Data provided:
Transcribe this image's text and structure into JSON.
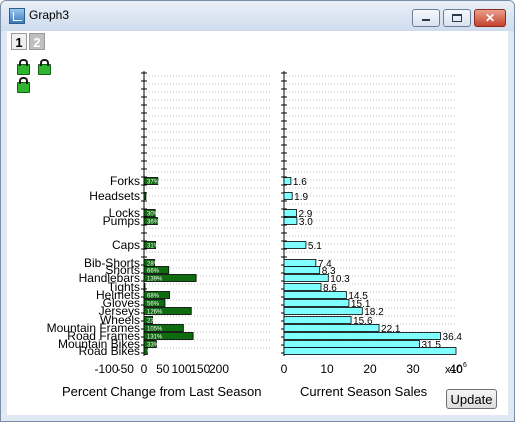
{
  "window": {
    "title": "Graph3"
  },
  "layers": {
    "tabs": [
      "1",
      "2"
    ]
  },
  "update_label": "Update",
  "colors": {
    "percent_bar": "#0f6b0f",
    "sales_bar": "#7fffff",
    "bar_outline": "#000000",
    "grid": "#bdbdbd"
  },
  "chart_data": [
    {
      "type": "bar",
      "orientation": "horizontal",
      "categories": [
        "Forks",
        "Headsets",
        "Locks",
        "Pumps",
        "Caps",
        "Bib-Shorts",
        "Shorts",
        "Handlebars",
        "Tights",
        "Helmets",
        "Gloves",
        "Jerseys",
        "Wheels",
        "Mountain Frames",
        "Road Frames",
        "Mountain Bikes",
        "Road Bikes"
      ],
      "values": [
        37,
        5,
        30,
        36,
        31,
        28,
        66,
        139,
        1,
        68,
        56,
        126,
        23,
        105,
        131,
        33,
        9
      ],
      "data_labels": [
        "37%",
        "",
        "30%",
        "36%",
        "31%",
        "28%",
        "66%",
        "139%",
        "",
        "68%",
        "56%",
        "126%",
        "23%",
        "105%",
        "131%",
        "33%",
        "9%"
      ],
      "xlabel": "Percent Change from Last Season",
      "xlim": [
        -100,
        200
      ],
      "xticks": [
        "-100",
        "-50",
        "0",
        "50",
        "100",
        "150",
        "200"
      ],
      "grid": "horizontal dotted lines",
      "legend": "none"
    },
    {
      "type": "bar",
      "orientation": "horizontal",
      "categories": [
        "Forks",
        "Headsets",
        "Locks",
        "Pumps",
        "Caps",
        "Bib-Shorts",
        "Shorts",
        "Handlebars",
        "Tights",
        "Helmets",
        "Gloves",
        "Jerseys",
        "Wheels",
        "Mountain Frames",
        "Road Frames",
        "Mountain Bikes",
        "Road Bikes"
      ],
      "values": [
        1.6,
        1.9,
        2.9,
        3.0,
        5.1,
        7.4,
        8.3,
        10.3,
        8.6,
        14.5,
        15.1,
        18.2,
        15.6,
        22.1,
        36.4,
        31.5,
        40
      ],
      "data_labels": [
        "1.6",
        "1.9",
        "2.9",
        "3.0",
        "5.1",
        "7.4",
        "8.3",
        "10.3",
        "8.6",
        "14.5",
        "15.1",
        "18.2",
        "15.6",
        "22.1",
        "36.4",
        "31.5",
        ""
      ],
      "xlabel": "Current Season Sales",
      "xlim": [
        0,
        40
      ],
      "xticks": [
        "0",
        "10",
        "20",
        "30",
        "40"
      ],
      "axis_multiplier": "x10",
      "axis_exponent": "6",
      "grid": "horizontal dotted lines",
      "legend": "none"
    }
  ]
}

Task details: Go back to the records above and write them out exactly, without the pictures.

Task output:
Transcribe this image's text and structure into JSON.
{
  "window": {
    "title": "Graph3"
  },
  "layers": {
    "tabs": [
      "1",
      "2"
    ]
  },
  "update_label": "Update",
  "colors": {
    "percent_bar": "#0f6b0f",
    "sales_bar": "#7fffff",
    "bar_outline": "#000000",
    "grid": "#bdbdbd"
  },
  "chart_data": [
    {
      "type": "bar",
      "orientation": "horizontal",
      "categories": [
        "Forks",
        "Headsets",
        "Locks",
        "Pumps",
        "Caps",
        "Bib-Shorts",
        "Shorts",
        "Handlebars",
        "Tights",
        "Helmets",
        "Gloves",
        "Jerseys",
        "Wheels",
        "Mountain Frames",
        "Road Frames",
        "Mountain Bikes",
        "Road Bikes"
      ],
      "values": [
        37,
        5,
        30,
        36,
        31,
        28,
        66,
        139,
        1,
        68,
        56,
        126,
        23,
        105,
        131,
        33,
        9
      ],
      "data_labels": [
        "37%",
        "",
        "30%",
        "36%",
        "31%",
        "28%",
        "66%",
        "139%",
        "",
        "68%",
        "56%",
        "126%",
        "23%",
        "105%",
        "131%",
        "33%",
        "9%"
      ],
      "xlabel": "Percent Change from Last Season",
      "xlim": [
        -100,
        200
      ],
      "xticks": [
        "-100",
        "-50",
        "0",
        "50",
        "100",
        "150",
        "200"
      ],
      "grid": "horizontal dotted lines",
      "legend": "none"
    },
    {
      "type": "bar",
      "orientation": "horizontal",
      "categories": [
        "Forks",
        "Headsets",
        "Locks",
        "Pumps",
        "Caps",
        "Bib-Shorts",
        "Shorts",
        "Handlebars",
        "Tights",
        "Helmets",
        "Gloves",
        "Jerseys",
        "Wheels",
        "Mountain Frames",
        "Road Frames",
        "Mountain Bikes",
        "Road Bikes"
      ],
      "values": [
        1.6,
        1.9,
        2.9,
        3.0,
        5.1,
        7.4,
        8.3,
        10.3,
        8.6,
        14.5,
        15.1,
        18.2,
        15.6,
        22.1,
        36.4,
        31.5,
        40
      ],
      "data_labels": [
        "1.6",
        "1.9",
        "2.9",
        "3.0",
        "5.1",
        "7.4",
        "8.3",
        "10.3",
        "8.6",
        "14.5",
        "15.1",
        "18.2",
        "15.6",
        "22.1",
        "36.4",
        "31.5",
        ""
      ],
      "xlabel": "Current Season Sales",
      "xlim": [
        0,
        40
      ],
      "xticks": [
        "0",
        "10",
        "20",
        "30",
        "40"
      ],
      "axis_multiplier": "x10",
      "axis_exponent": "6",
      "grid": "horizontal dotted lines",
      "legend": "none"
    }
  ]
}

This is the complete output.